Records for this exercise:

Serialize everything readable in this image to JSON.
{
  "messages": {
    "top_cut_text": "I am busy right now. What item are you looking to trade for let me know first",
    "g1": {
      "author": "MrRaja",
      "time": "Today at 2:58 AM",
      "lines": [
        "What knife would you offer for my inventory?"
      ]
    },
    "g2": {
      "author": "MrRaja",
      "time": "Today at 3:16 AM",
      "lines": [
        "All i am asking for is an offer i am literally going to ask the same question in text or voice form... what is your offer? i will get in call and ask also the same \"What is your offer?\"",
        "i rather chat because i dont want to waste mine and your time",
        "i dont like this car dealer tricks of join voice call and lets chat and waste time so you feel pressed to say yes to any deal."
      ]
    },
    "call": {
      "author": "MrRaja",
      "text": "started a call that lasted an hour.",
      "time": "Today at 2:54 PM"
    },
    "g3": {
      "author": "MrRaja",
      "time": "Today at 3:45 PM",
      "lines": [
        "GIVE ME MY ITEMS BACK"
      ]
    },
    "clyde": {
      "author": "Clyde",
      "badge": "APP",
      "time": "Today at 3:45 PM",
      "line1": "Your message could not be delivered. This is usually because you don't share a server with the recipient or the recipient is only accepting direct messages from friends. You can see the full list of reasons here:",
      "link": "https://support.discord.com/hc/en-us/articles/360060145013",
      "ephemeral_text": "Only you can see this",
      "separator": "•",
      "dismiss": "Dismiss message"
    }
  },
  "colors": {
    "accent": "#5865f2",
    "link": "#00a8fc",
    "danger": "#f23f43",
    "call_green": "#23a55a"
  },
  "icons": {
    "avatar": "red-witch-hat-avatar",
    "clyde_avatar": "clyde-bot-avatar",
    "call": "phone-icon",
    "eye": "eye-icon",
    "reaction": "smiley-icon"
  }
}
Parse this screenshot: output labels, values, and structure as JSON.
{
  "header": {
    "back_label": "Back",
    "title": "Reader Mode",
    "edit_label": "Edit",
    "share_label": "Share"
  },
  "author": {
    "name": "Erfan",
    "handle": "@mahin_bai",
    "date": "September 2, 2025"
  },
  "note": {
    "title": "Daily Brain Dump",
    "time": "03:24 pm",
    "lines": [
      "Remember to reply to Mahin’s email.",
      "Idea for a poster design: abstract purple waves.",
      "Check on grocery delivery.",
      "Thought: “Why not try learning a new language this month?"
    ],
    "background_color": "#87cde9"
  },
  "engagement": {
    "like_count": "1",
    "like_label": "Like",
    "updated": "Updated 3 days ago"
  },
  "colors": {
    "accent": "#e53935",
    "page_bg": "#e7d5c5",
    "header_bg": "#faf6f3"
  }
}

Aim: From the listing above, reproduce all the lines exactly.

Result:
Serialize everything readable in this image to JSON.
{
  "messages": {
    "top_cut_text": "I am busy right now. What item are you looking to trade for let me know first",
    "g1": {
      "author": "MrRaja",
      "time": "Today at 2:58 AM",
      "lines": [
        "What knife would you offer for my inventory?"
      ]
    },
    "g2": {
      "author": "MrRaja",
      "time": "Today at 3:16 AM",
      "lines": [
        "All i am asking for is an offer i am literally going to ask the same question in text or voice form... what is your offer? i will get in call and ask also the same \"What is your offer?\"",
        "i rather chat because i dont want to waste mine and your time",
        "i dont like this car dealer tricks of join voice call and lets chat and waste time so you feel pressed to say yes to any deal."
      ]
    },
    "call": {
      "author": "MrRaja",
      "text": "started a call that lasted an hour.",
      "time": "Today at 2:54 PM"
    },
    "g3": {
      "author": "MrRaja",
      "time": "Today at 3:45 PM",
      "lines": [
        "GIVE ME MY ITEMS BACK"
      ]
    },
    "clyde": {
      "author": "Clyde",
      "badge": "APP",
      "time": "Today at 3:45 PM",
      "line1": "Your message could not be delivered. This is usually because you don't share a server with the recipient or the recipient is only accepting direct messages from friends. You can see the full list of reasons here:",
      "link": "https://support.discord.com/hc/en-us/articles/360060145013",
      "ephemeral_text": "Only you can see this",
      "separator": "•",
      "dismiss": "Dismiss message"
    }
  },
  "colors": {
    "accent": "#5865f2",
    "link": "#00a8fc",
    "danger": "#f23f43",
    "call_green": "#23a55a"
  },
  "icons": {
    "avatar": "red-witch-hat-avatar",
    "clyde_avatar": "clyde-bot-avatar",
    "call": "phone-icon",
    "eye": "eye-icon",
    "reaction": "smiley-icon"
  }
}
Parse this screenshot: output labels, values, and structure as JSON.
{
  "header": {
    "back_label": "Back",
    "title": "Reader Mode",
    "edit_label": "Edit",
    "share_label": "Share"
  },
  "author": {
    "name": "Erfan",
    "handle": "@mahin_bai",
    "date": "September 2, 2025"
  },
  "note": {
    "title": "Daily Brain Dump",
    "time": "03:24 pm",
    "lines": [
      "Remember to reply to Mahin’s email.",
      "Idea for a poster design: abstract purple waves.",
      "Check on grocery delivery.",
      "Thought: “Why not try learning a new language this month?"
    ],
    "background_color": "#87cde9"
  },
  "engagement": {
    "like_count": "1",
    "like_label": "Like",
    "updated": "Updated 3 days ago"
  },
  "colors": {
    "accent": "#e53935",
    "page_bg": "#e7d5c5",
    "header_bg": "#faf6f3"
  }
}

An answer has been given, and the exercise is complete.